What is expected - Skip the images and return the records below exactly.

Source data:

########################################

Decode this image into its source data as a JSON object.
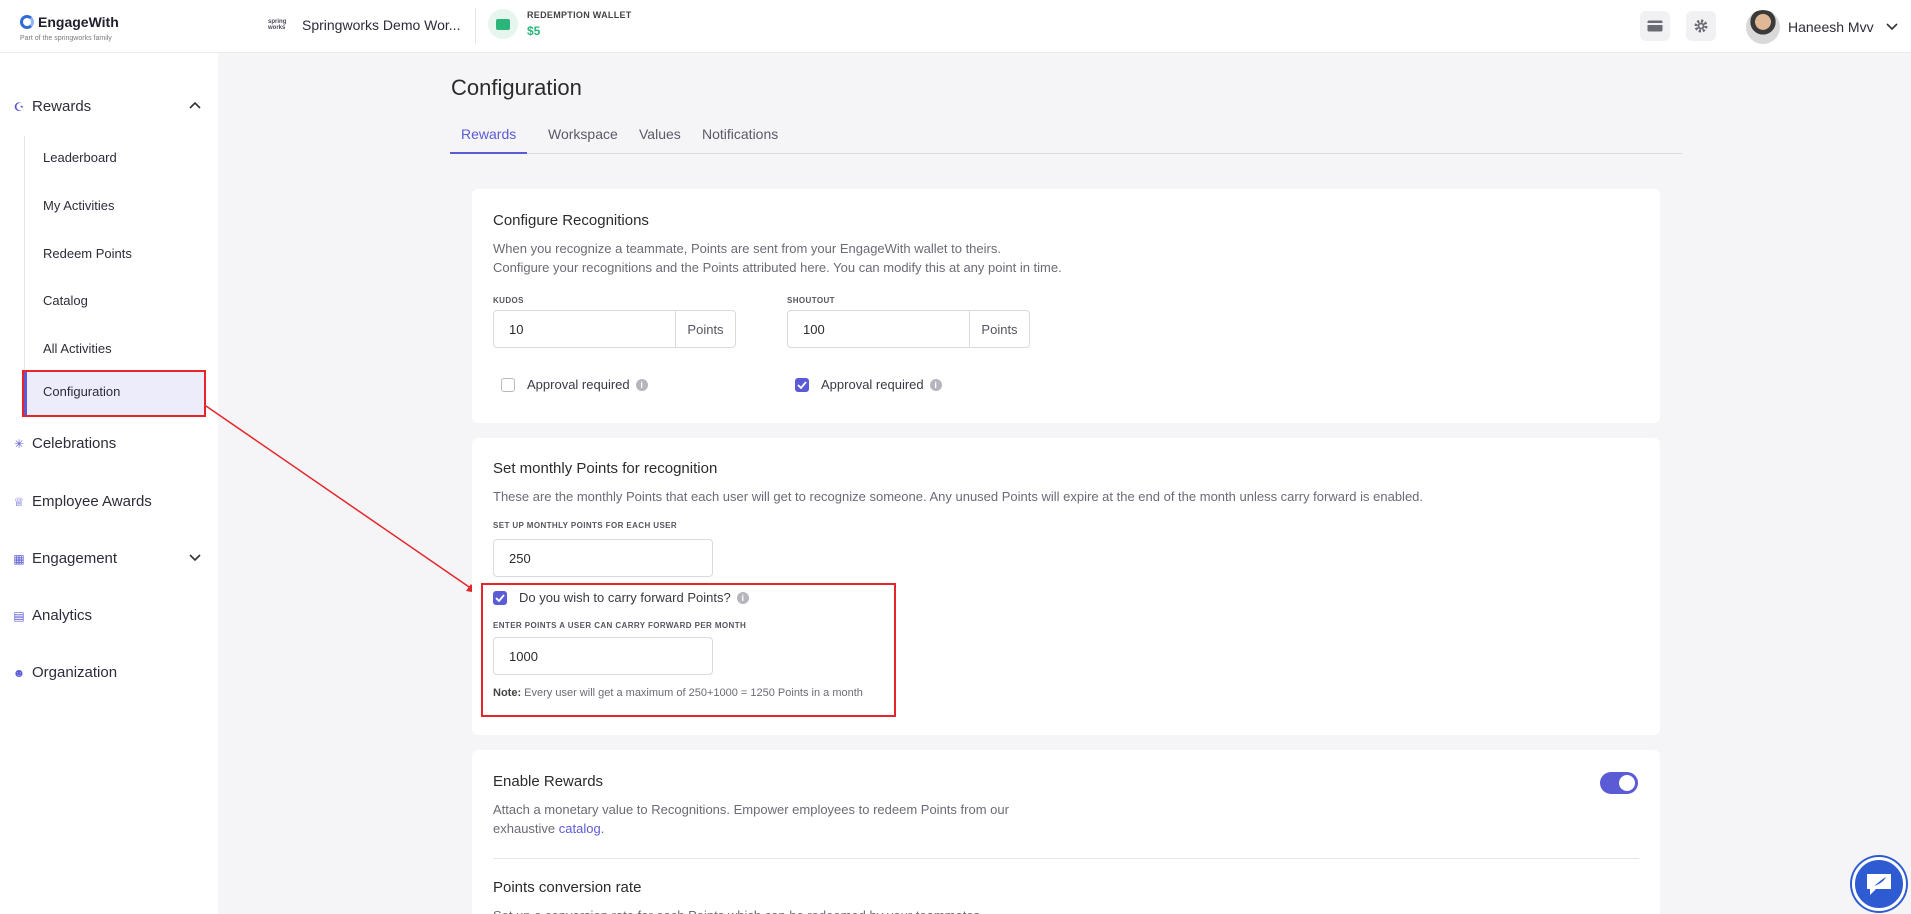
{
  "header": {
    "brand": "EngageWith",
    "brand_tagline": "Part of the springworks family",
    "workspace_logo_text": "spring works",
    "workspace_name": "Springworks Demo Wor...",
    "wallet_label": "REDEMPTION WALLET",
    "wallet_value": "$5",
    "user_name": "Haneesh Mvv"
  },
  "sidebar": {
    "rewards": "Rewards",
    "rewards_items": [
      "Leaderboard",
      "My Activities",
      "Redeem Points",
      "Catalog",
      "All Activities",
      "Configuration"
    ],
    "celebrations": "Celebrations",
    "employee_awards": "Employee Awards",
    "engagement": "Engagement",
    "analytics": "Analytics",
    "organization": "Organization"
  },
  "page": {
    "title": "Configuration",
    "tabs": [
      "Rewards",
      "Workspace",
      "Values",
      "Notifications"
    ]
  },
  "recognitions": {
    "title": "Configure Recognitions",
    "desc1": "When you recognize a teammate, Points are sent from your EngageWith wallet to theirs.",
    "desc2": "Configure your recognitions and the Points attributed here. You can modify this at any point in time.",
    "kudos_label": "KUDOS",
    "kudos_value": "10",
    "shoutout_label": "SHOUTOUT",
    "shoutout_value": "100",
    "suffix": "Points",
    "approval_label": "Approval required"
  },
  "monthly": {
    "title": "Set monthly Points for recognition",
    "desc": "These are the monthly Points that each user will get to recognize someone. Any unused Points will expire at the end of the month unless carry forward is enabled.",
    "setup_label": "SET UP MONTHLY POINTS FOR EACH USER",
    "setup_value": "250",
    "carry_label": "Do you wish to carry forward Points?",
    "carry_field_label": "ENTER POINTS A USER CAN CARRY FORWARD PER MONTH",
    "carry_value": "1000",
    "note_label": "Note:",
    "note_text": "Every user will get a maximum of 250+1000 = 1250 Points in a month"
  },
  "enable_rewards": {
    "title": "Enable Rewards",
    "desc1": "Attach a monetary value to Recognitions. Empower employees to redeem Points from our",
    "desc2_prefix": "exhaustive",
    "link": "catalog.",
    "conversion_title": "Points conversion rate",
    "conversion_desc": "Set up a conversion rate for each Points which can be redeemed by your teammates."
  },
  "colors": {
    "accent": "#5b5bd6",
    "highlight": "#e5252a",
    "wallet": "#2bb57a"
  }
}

########################################

Exercise solution -
Decode this image into its source data as a JSON object.
{
  "header": {
    "brand": "EngageWith",
    "brand_tagline": "Part of the springworks family",
    "workspace_logo_text": "spring works",
    "workspace_name": "Springworks Demo Wor...",
    "wallet_label": "REDEMPTION WALLET",
    "wallet_value": "$5",
    "user_name": "Haneesh Mvv"
  },
  "sidebar": {
    "rewards": "Rewards",
    "rewards_items": [
      "Leaderboard",
      "My Activities",
      "Redeem Points",
      "Catalog",
      "All Activities",
      "Configuration"
    ],
    "celebrations": "Celebrations",
    "employee_awards": "Employee Awards",
    "engagement": "Engagement",
    "analytics": "Analytics",
    "organization": "Organization"
  },
  "page": {
    "title": "Configuration",
    "tabs": [
      "Rewards",
      "Workspace",
      "Values",
      "Notifications"
    ]
  },
  "recognitions": {
    "title": "Configure Recognitions",
    "desc1": "When you recognize a teammate, Points are sent from your EngageWith wallet to theirs.",
    "desc2": "Configure your recognitions and the Points attributed here. You can modify this at any point in time.",
    "kudos_label": "KUDOS",
    "kudos_value": "10",
    "shoutout_label": "SHOUTOUT",
    "shoutout_value": "100",
    "suffix": "Points",
    "approval_label": "Approval required"
  },
  "monthly": {
    "title": "Set monthly Points for recognition",
    "desc": "These are the monthly Points that each user will get to recognize someone. Any unused Points will expire at the end of the month unless carry forward is enabled.",
    "setup_label": "SET UP MONTHLY POINTS FOR EACH USER",
    "setup_value": "250",
    "carry_label": "Do you wish to carry forward Points?",
    "carry_field_label": "ENTER POINTS A USER CAN CARRY FORWARD PER MONTH",
    "carry_value": "1000",
    "note_label": "Note:",
    "note_text": "Every user will get a maximum of 250+1000 = 1250 Points in a month"
  },
  "enable_rewards": {
    "title": "Enable Rewards",
    "desc1": "Attach a monetary value to Recognitions. Empower employees to redeem Points from our",
    "desc2_prefix": "exhaustive",
    "link": "catalog.",
    "conversion_title": "Points conversion rate",
    "conversion_desc": "Set up a conversion rate for each Points which can be redeemed by your teammates."
  },
  "colors": {
    "accent": "#5b5bd6",
    "highlight": "#e5252a",
    "wallet": "#2bb57a"
  }
}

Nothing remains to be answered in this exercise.